Dataset entries:

━━━

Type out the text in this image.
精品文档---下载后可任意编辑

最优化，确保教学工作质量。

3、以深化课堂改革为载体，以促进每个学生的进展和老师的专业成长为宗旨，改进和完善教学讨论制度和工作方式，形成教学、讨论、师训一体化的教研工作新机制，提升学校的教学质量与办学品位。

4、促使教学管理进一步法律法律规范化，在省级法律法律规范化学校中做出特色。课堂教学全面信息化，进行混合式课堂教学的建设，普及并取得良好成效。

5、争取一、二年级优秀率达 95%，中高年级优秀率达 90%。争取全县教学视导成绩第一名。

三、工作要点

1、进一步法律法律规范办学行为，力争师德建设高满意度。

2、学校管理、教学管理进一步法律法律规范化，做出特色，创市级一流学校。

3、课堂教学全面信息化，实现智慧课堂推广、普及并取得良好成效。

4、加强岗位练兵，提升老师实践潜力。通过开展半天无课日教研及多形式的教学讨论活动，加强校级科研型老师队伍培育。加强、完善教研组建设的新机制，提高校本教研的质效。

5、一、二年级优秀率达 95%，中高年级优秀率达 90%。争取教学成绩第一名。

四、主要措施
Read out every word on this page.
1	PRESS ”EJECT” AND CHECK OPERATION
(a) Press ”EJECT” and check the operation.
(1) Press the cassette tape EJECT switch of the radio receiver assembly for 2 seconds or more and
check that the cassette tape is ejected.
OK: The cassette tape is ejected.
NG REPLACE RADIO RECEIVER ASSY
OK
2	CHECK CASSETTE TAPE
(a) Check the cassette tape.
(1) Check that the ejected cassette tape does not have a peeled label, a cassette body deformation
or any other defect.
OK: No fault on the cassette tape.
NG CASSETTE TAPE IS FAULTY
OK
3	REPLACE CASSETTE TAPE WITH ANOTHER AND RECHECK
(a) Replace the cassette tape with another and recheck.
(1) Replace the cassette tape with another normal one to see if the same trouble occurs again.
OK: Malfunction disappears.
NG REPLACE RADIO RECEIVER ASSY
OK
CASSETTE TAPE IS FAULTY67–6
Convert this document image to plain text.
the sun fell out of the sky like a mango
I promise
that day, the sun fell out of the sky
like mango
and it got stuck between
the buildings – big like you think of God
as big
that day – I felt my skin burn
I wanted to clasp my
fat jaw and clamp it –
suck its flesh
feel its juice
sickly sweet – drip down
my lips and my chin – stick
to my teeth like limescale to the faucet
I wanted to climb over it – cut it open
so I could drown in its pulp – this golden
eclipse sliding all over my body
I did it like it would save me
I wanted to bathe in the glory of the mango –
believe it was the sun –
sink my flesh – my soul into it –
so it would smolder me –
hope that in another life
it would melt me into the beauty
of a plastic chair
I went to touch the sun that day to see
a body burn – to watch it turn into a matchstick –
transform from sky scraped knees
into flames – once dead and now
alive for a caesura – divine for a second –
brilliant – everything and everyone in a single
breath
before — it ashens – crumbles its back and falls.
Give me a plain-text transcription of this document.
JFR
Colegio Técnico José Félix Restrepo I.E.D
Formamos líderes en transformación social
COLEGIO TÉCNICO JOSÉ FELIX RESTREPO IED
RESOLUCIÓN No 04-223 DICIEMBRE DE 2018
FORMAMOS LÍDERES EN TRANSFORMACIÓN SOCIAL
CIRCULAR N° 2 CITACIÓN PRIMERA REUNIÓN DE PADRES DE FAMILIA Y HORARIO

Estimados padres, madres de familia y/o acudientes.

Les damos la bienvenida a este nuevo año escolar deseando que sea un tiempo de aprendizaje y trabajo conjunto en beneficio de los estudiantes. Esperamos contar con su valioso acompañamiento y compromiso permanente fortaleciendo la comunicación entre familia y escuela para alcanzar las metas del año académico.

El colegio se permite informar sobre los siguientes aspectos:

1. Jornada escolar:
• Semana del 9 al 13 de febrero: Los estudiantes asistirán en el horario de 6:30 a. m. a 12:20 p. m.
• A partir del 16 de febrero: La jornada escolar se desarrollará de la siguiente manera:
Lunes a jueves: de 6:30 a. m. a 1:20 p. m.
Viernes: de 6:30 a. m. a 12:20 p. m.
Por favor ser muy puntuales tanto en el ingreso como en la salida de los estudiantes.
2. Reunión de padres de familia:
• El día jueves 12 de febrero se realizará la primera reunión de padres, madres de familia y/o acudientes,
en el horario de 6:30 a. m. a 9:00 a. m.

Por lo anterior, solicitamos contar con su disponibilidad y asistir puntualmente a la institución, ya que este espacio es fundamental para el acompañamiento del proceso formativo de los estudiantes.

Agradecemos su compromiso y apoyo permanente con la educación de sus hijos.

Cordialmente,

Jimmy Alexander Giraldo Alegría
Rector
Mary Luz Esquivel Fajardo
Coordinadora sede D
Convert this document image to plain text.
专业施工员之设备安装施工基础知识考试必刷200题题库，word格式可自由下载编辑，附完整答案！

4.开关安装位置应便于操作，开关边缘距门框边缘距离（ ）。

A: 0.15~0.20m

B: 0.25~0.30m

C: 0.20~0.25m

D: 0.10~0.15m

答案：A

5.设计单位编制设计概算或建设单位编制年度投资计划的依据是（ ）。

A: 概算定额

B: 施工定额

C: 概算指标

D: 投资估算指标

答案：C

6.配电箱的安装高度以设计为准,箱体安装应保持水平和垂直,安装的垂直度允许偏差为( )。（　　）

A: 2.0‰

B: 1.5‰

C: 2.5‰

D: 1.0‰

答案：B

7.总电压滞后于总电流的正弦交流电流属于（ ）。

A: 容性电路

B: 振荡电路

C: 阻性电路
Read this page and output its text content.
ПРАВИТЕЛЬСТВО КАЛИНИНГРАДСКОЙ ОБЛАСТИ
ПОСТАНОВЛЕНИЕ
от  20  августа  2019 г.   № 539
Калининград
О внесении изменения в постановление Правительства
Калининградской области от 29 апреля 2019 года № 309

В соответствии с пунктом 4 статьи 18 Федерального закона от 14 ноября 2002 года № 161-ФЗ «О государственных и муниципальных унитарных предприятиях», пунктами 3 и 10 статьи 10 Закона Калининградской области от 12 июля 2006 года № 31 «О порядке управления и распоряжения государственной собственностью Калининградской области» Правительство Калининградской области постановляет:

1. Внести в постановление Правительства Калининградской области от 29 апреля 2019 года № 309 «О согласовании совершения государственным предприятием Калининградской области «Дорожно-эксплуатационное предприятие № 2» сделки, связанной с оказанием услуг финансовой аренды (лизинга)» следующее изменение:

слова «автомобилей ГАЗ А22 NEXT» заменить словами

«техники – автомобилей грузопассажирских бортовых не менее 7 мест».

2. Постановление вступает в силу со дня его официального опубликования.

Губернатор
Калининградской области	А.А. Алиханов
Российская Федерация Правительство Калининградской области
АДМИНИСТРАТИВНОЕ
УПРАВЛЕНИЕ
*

━━━

# Aim:
Show the data once more, exactly as it was written.

# Solution for this exercise:
Type out the text in this image.
精品文档---下载后可任意编辑

最优化，确保教学工作质量。

3、以深化课堂改革为载体，以促进每个学生的进展和老师的专业成长为宗旨，改进和完善教学讨论制度和工作方式，形成教学、讨论、师训一体化的教研工作新机制，提升学校的教学质量与办学品位。

4、促使教学管理进一步法律法律规范化，在省级法律法律规范化学校中做出特色。课堂教学全面信息化，进行混合式课堂教学的建设，普及并取得良好成效。

5、争取一、二年级优秀率达 95%，中高年级优秀率达 90%。争取全县教学视导成绩第一名。

三、工作要点

1、进一步法律法律规范办学行为，力争师德建设高满意度。

2、学校管理、教学管理进一步法律法律规范化，做出特色，创市级一流学校。

3、课堂教学全面信息化，实现智慧课堂推广、普及并取得良好成效。

4、加强岗位练兵，提升老师实践潜力。通过开展半天无课日教研及多形式的教学讨论活动，加强校级科研型老师队伍培育。加强、完善教研组建设的新机制，提高校本教研的质效。

5、一、二年级优秀率达 95%，中高年级优秀率达 90%。争取教学成绩第一名。

四、主要措施
Read out every word on this page.
1	PRESS ”EJECT” AND CHECK OPERATION
(a) Press ”EJECT” and check the operation.
(1) Press the cassette tape EJECT switch of the radio receiver assembly for 2 seconds or more and
check that the cassette tape is ejected.
OK: The cassette tape is ejected.
NG REPLACE RADIO RECEIVER ASSY
OK
2	CHECK CASSETTE TAPE
(a) Check the cassette tape.
(1) Check that the ejected cassette tape does not have a peeled label, a cassette body deformation
or any other defect.
OK: No fault on the cassette tape.
NG CASSETTE TAPE IS FAULTY
OK
3	REPLACE CASSETTE TAPE WITH ANOTHER AND RECHECK
(a) Replace the cassette tape with another and recheck.
(1) Replace the cassette tape with another normal one to see if the same trouble occurs again.
OK: Malfunction disappears.
NG REPLACE RADIO RECEIVER ASSY
OK
CASSETTE TAPE IS FAULTY67–6
Convert this document image to plain text.
the sun fell out of the sky like a mango
I promise
that day, the sun fell out of the sky
like mango
and it got stuck between
the buildings – big like you think of God
as big
that day – I felt my skin burn
I wanted to clasp my
fat jaw and clamp it –
suck its flesh
feel its juice
sickly sweet – drip down
my lips and my chin – stick
to my teeth like limescale to the faucet
I wanted to climb over it – cut it open
so I could drown in its pulp – this golden
eclipse sliding all over my body
I did it like it would save me
I wanted to bathe in the glory of the mango –
believe it was the sun –
sink my flesh – my soul into it –
so it would smolder me –
hope that in another life
it would melt me into the beauty
of a plastic chair
I went to touch the sun that day to see
a body burn – to watch it turn into a matchstick –
transform from sky scraped knees
into flames – once dead and now
alive for a caesura – divine for a second –
brilliant – everything and everyone in a single
breath
before — it ashens – crumbles its back and falls.
Give me a plain-text transcription of this document.
JFR
Colegio Técnico José Félix Restrepo I.E.D
Formamos líderes en transformación social
COLEGIO TÉCNICO JOSÉ FELIX RESTREPO IED
RESOLUCIÓN No 04-223 DICIEMBRE DE 2018
FORMAMOS LÍDERES EN TRANSFORMACIÓN SOCIAL
CIRCULAR N° 2 CITACIÓN PRIMERA REUNIÓN DE PADRES DE FAMILIA Y HORARIO

Estimados padres, madres de familia y/o acudientes.

Les damos la bienvenida a este nuevo año escolar deseando que sea un tiempo de aprendizaje y trabajo conjunto en beneficio de los estudiantes. Esperamos contar con su valioso acompañamiento y compromiso permanente fortaleciendo la comunicación entre familia y escuela para alcanzar las metas del año académico.

El colegio se permite informar sobre los siguientes aspectos:

1. Jornada escolar:
• Semana del 9 al 13 de febrero: Los estudiantes asistirán en el horario de 6:30 a. m. a 12:20 p. m.
• A partir del 16 de febrero: La jornada escolar se desarrollará de la siguiente manera:
Lunes a jueves: de 6:30 a. m. a 1:20 p. m.
Viernes: de 6:30 a. m. a 12:20 p. m.
Por favor ser muy puntuales tanto en el ingreso como en la salida de los estudiantes.
2. Reunión de padres de familia:
• El día jueves 12 de febrero se realizará la primera reunión de padres, madres de familia y/o acudientes,
en el horario de 6:30 a. m. a 9:00 a. m.

Por lo anterior, solicitamos contar con su disponibilidad y asistir puntualmente a la institución, ya que este espacio es fundamental para el acompañamiento del proceso formativo de los estudiantes.

Agradecemos su compromiso y apoyo permanente con la educación de sus hijos.

Cordialmente,

Jimmy Alexander Giraldo Alegría
Rector
Mary Luz Esquivel Fajardo
Coordinadora sede D
Convert this document image to plain text.
专业施工员之设备安装施工基础知识考试必刷200题题库，word格式可自由下载编辑，附完整答案！

4.开关安装位置应便于操作，开关边缘距门框边缘距离（ ）。

A: 0.15~0.20m

B: 0.25~0.30m

C: 0.20~0.25m

D: 0.10~0.15m

答案：A

5.设计单位编制设计概算或建设单位编制年度投资计划的依据是（ ）。

A: 概算定额

B: 施工定额

C: 概算指标

D: 投资估算指标

答案：C

6.配电箱的安装高度以设计为准,箱体安装应保持水平和垂直,安装的垂直度允许偏差为( )。（　　）

A: 2.0‰

B: 1.5‰

C: 2.5‰

D: 1.0‰

答案：B

7.总电压滞后于总电流的正弦交流电流属于（ ）。

A: 容性电路

B: 振荡电路

C: 阻性电路
Read this page and output its text content.
ПРАВИТЕЛЬСТВО КАЛИНИНГРАДСКОЙ ОБЛАСТИ
ПОСТАНОВЛЕНИЕ
от  20  августа  2019 г.   № 539
Калининград
О внесении изменения в постановление Правительства
Калининградской области от 29 апреля 2019 года № 309

В соответствии с пунктом 4 статьи 18 Федерального закона от 14 ноября 2002 года № 161-ФЗ «О государственных и муниципальных унитарных предприятиях», пунктами 3 и 10 статьи 10 Закона Калининградской области от 12 июля 2006 года № 31 «О порядке управления и распоряжения государственной собственностью Калининградской области» Правительство Калининградской области постановляет:

1. Внести в постановление Правительства Калининградской области от 29 апреля 2019 года № 309 «О согласовании совершения государственным предприятием Калининградской области «Дорожно-эксплуатационное предприятие № 2» сделки, связанной с оказанием услуг финансовой аренды (лизинга)» следующее изменение:

слова «автомобилей ГАЗ А22 NEXT» заменить словами

«техники – автомобилей грузопассажирских бортовых не менее 7 мест».

2. Постановление вступает в силу со дня его официального опубликования.

Губернатор
Калининградской области	А.А. Алиханов
Российская Федерация Правительство Калининградской области
АДМИНИСТРАТИВНОЕ
УПРАВЛЕНИЕ
*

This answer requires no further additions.